Problem details -
Gather every line of the listing below that contains the string "name", and copy each one in full. The match is case-sensitive.

Working data -
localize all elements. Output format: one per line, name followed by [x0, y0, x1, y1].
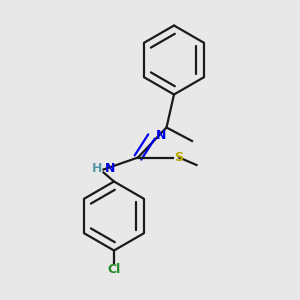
Text: S: S — [174, 151, 183, 164]
Text: N: N — [105, 161, 116, 175]
Text: H: H — [92, 161, 102, 175]
Text: Cl: Cl — [107, 263, 121, 276]
Text: N: N — [155, 129, 166, 142]
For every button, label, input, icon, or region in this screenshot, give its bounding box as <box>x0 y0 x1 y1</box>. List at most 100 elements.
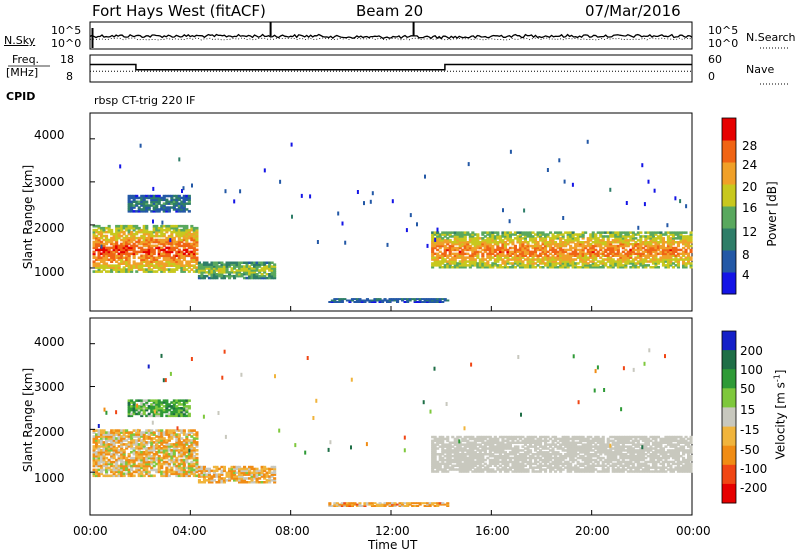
scatter-cell <box>501 441 505 444</box>
scatter-cell <box>441 237 445 240</box>
scatter-cell <box>240 267 244 270</box>
scatter-cell <box>132 254 136 258</box>
scatter-cell <box>263 271 267 274</box>
scatter-cell <box>187 262 191 265</box>
scatter-cell <box>102 238 106 242</box>
scatter-cell <box>180 206 184 209</box>
scatter-cell <box>478 260 482 263</box>
scatter-cell <box>461 260 465 263</box>
scatter-cell <box>167 226 171 230</box>
scatter-cell <box>260 274 264 278</box>
scatter-cell <box>463 266 467 269</box>
scatter-cell <box>135 210 139 213</box>
scatter-cell <box>147 452 151 456</box>
scatter-cell <box>571 231 575 234</box>
scatter-cell <box>92 256 96 260</box>
scatter-cell <box>185 254 189 258</box>
scatter-cell <box>195 232 199 236</box>
scatter-cell <box>175 228 179 232</box>
scatter-cell <box>160 470 164 474</box>
scatter-cell <box>501 445 505 448</box>
scatter-cell <box>526 252 530 256</box>
scatter-cell <box>586 248 590 252</box>
scatter-cell <box>253 273 257 276</box>
scatter-cell <box>559 447 563 450</box>
scatter-cell <box>190 226 194 230</box>
scatter-cell <box>684 231 688 234</box>
scatter-cell <box>513 445 517 448</box>
scatter-cell <box>268 265 272 268</box>
scatter-cell <box>120 230 124 234</box>
scatter-cell <box>556 437 560 441</box>
scatter-cell <box>451 445 455 448</box>
scatter-cell <box>370 301 374 303</box>
scatter-cell <box>529 237 533 240</box>
scatter-cell <box>263 477 267 480</box>
scatter-cell <box>137 196 141 200</box>
scatter-cell <box>120 449 124 452</box>
scatter-cell <box>441 231 445 234</box>
scatter-cell <box>117 268 121 271</box>
scatter-cell <box>433 262 437 265</box>
scatter-cell <box>152 196 156 200</box>
scatter-cell <box>523 470 527 473</box>
scatter-cell <box>180 466 184 470</box>
scatter-cell <box>263 274 267 278</box>
scatter-cell <box>531 470 535 473</box>
scatter-cell <box>624 264 628 267</box>
scatter-cell <box>137 412 141 416</box>
scatter-cell <box>659 252 663 256</box>
scatter-cell <box>92 458 96 462</box>
scatter-cell <box>177 210 181 213</box>
scatter-cell <box>671 248 675 252</box>
scatter-cell <box>508 445 512 448</box>
scatter-cell <box>157 401 161 404</box>
scatter-cell <box>155 196 159 200</box>
scatter-cell <box>127 399 131 402</box>
scatter-cell <box>175 399 179 402</box>
scatter-cell <box>92 472 96 476</box>
scatter-cell <box>255 265 259 268</box>
scatter-cell <box>566 441 570 444</box>
scatter-cell <box>142 470 146 474</box>
scatter-cell <box>511 447 515 450</box>
scatter-cell <box>175 445 179 448</box>
scatter-cell <box>135 266 139 269</box>
scatter-cell <box>190 447 194 450</box>
scatter-cell <box>569 233 573 236</box>
scatter-cell <box>152 468 156 472</box>
scatter-cell <box>175 437 179 440</box>
scatter-cell <box>162 441 166 444</box>
scatter-cell <box>233 467 237 471</box>
scatter-cell <box>145 270 149 273</box>
scatter-cell <box>523 254 527 257</box>
scatter-cell <box>566 264 570 267</box>
scatter-cell <box>147 240 151 244</box>
scatter-cell <box>175 474 179 478</box>
scatter-cell <box>631 266 635 269</box>
scatter-cell <box>127 443 131 446</box>
scatter-cell <box>165 410 169 414</box>
scatter-cell <box>559 233 563 236</box>
scatter-cell <box>147 407 151 410</box>
scatter-cell <box>120 437 124 440</box>
scatter-cell <box>107 246 111 250</box>
scatter-cell <box>431 453 435 456</box>
scatter-cell <box>162 252 166 256</box>
scatter-cell <box>463 470 467 473</box>
scatter-cell <box>571 441 575 444</box>
scatter-cell <box>531 435 535 439</box>
scatter-cell <box>569 231 573 234</box>
scatter-cell <box>503 242 507 246</box>
scatter-cell <box>170 232 174 236</box>
scatter-cell <box>260 467 264 471</box>
scatter-cell <box>461 231 465 234</box>
scatter-cell <box>534 456 538 460</box>
scatter-cell <box>152 258 156 262</box>
scatter-cell <box>147 254 151 258</box>
scatter-cell <box>438 441 442 444</box>
scatter-cell <box>180 266 184 269</box>
scatter-cell <box>132 236 136 240</box>
scatter-cell <box>451 248 455 252</box>
scatter-cell <box>155 403 159 406</box>
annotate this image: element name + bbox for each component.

Answer to the task -
localize all elements. Output format: one per line, name followed by [x0, y0, x1, y1].
annotate this image: element name + bbox for each component.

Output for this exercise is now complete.